TASK DATA -
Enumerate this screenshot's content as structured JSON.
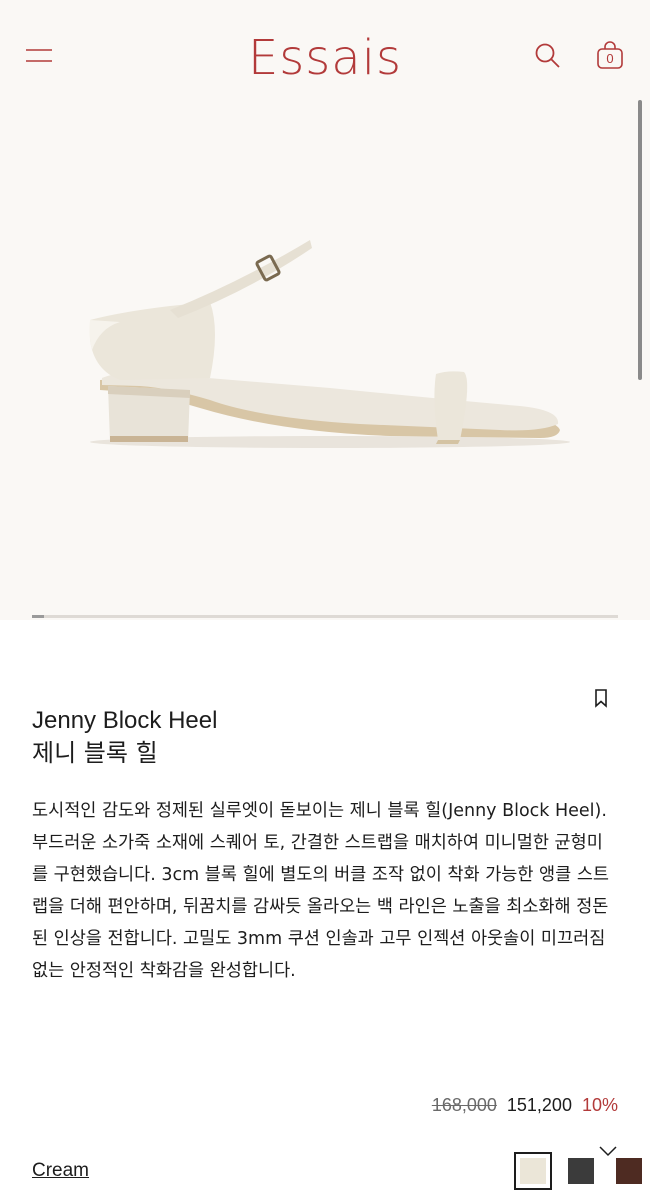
{
  "header": {
    "logo": "Essais",
    "cart_count": "0"
  },
  "product": {
    "name_en": "Jenny Block Heel",
    "name_ko": "제니 블록 힐",
    "description": "도시적인 감도와 정제된 실루엣이 돋보이는 제니 블록 힐(Jenny Block Heel).\n부드러운 소가죽 소재에 스퀘어 토, 간결한 스트랩을 매치하여 미니멀한 균형미를 구현했습니다. 3cm 블록 힐에 별도의 버클 조작 없이 착화 가능한 앵클 스트랩을 더해 편안하며, 뒤꿈치를 감싸듯 올라오는 백 라인은 노출을 최소화해 정돈된 인상을 전합니다. 고밀도 3mm 쿠션 인솔과 고무 인젝션 아웃솔이 미끄러짐 없는 안정적인 착화감을 완성합니다.",
    "original_price": "168,000",
    "sale_price": "151,200",
    "discount": "10%",
    "selected_color": "Cream",
    "colors": [
      {
        "name": "Cream",
        "hex": "#ebe6d8",
        "selected": true
      },
      {
        "name": "Charcoal",
        "hex": "#3b3b3b",
        "selected": false
      },
      {
        "name": "Brown",
        "hex": "#4e2b22",
        "selected": false
      }
    ]
  },
  "gallery": {
    "progress": 0.02
  },
  "theme": {
    "accent": "#b23a3a",
    "hero_bg": "#faf8f5"
  }
}
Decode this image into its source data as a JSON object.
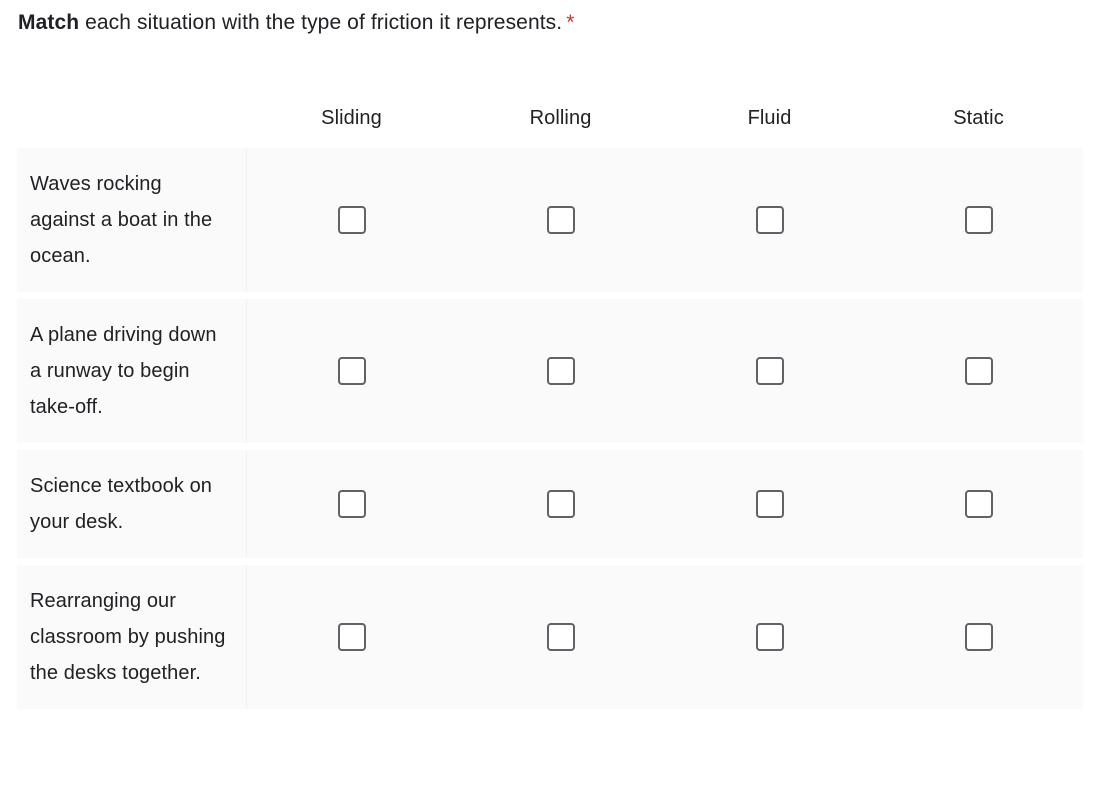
{
  "question": {
    "bold_lead": "Match",
    "rest": " each situation with the type of friction it represents.",
    "required_marker": "*",
    "required_color": "#d93025"
  },
  "grid": {
    "columns": [
      {
        "label": "Sliding"
      },
      {
        "label": "Rolling"
      },
      {
        "label": "Fluid"
      },
      {
        "label": "Static"
      }
    ],
    "rows": [
      {
        "label": "Waves rocking against a boat in the ocean.",
        "checked": [
          false,
          false,
          false,
          false
        ]
      },
      {
        "label": "A plane driving down a runway to begin take-off.",
        "checked": [
          false,
          false,
          false,
          false
        ]
      },
      {
        "label": "Science textbook on your desk.",
        "checked": [
          false,
          false,
          false,
          false
        ]
      },
      {
        "label": "Rearranging our classroom by pushing the desks together.",
        "checked": [
          false,
          false,
          false,
          false
        ]
      }
    ],
    "row_background": "#fafafa",
    "checkbox_border_color": "#5f6368",
    "text_color": "#202124"
  }
}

WHAT IS NEEDED - Copy out all the entries exactly. Images stay out of the copy.

COMPLETED EXERCISE -
Enumerate this screenshot's content as structured JSON.
{
  "header": {
    "logo": "Essais",
    "cart_count": "0"
  },
  "product": {
    "name_en": "Jenny Block Heel",
    "name_ko": "제니 블록 힐",
    "description": "도시적인 감도와 정제된 실루엣이 돋보이는 제니 블록 힐(Jenny Block Heel).\n부드러운 소가죽 소재에 스퀘어 토, 간결한 스트랩을 매치하여 미니멀한 균형미를 구현했습니다. 3cm 블록 힐에 별도의 버클 조작 없이 착화 가능한 앵클 스트랩을 더해 편안하며, 뒤꿈치를 감싸듯 올라오는 백 라인은 노출을 최소화해 정돈된 인상을 전합니다. 고밀도 3mm 쿠션 인솔과 고무 인젝션 아웃솔이 미끄러짐 없는 안정적인 착화감을 완성합니다.",
    "original_price": "168,000",
    "sale_price": "151,200",
    "discount": "10%",
    "selected_color": "Cream",
    "colors": [
      {
        "name": "Cream",
        "hex": "#ebe6d8",
        "selected": true
      },
      {
        "name": "Charcoal",
        "hex": "#3b3b3b",
        "selected": false
      },
      {
        "name": "Brown",
        "hex": "#4e2b22",
        "selected": false
      }
    ]
  },
  "gallery": {
    "progress": 0.02
  },
  "theme": {
    "accent": "#b23a3a",
    "hero_bg": "#faf8f5"
  }
}
Decode this image into its source data as a JSON object.
{
  "question": {
    "bold_lead": "Match",
    "rest": " each situation with the type of friction it represents.",
    "required_marker": "*",
    "required_color": "#d93025"
  },
  "grid": {
    "columns": [
      {
        "label": "Sliding"
      },
      {
        "label": "Rolling"
      },
      {
        "label": "Fluid"
      },
      {
        "label": "Static"
      }
    ],
    "rows": [
      {
        "label": "Waves rocking against a boat in the ocean.",
        "checked": [
          false,
          false,
          false,
          false
        ]
      },
      {
        "label": "A plane driving down a runway to begin take-off.",
        "checked": [
          false,
          false,
          false,
          false
        ]
      },
      {
        "label": "Science textbook on your desk.",
        "checked": [
          false,
          false,
          false,
          false
        ]
      },
      {
        "label": "Rearranging our classroom by pushing the desks together.",
        "checked": [
          false,
          false,
          false,
          false
        ]
      }
    ],
    "row_background": "#fafafa",
    "checkbox_border_color": "#5f6368",
    "text_color": "#202124"
  }
}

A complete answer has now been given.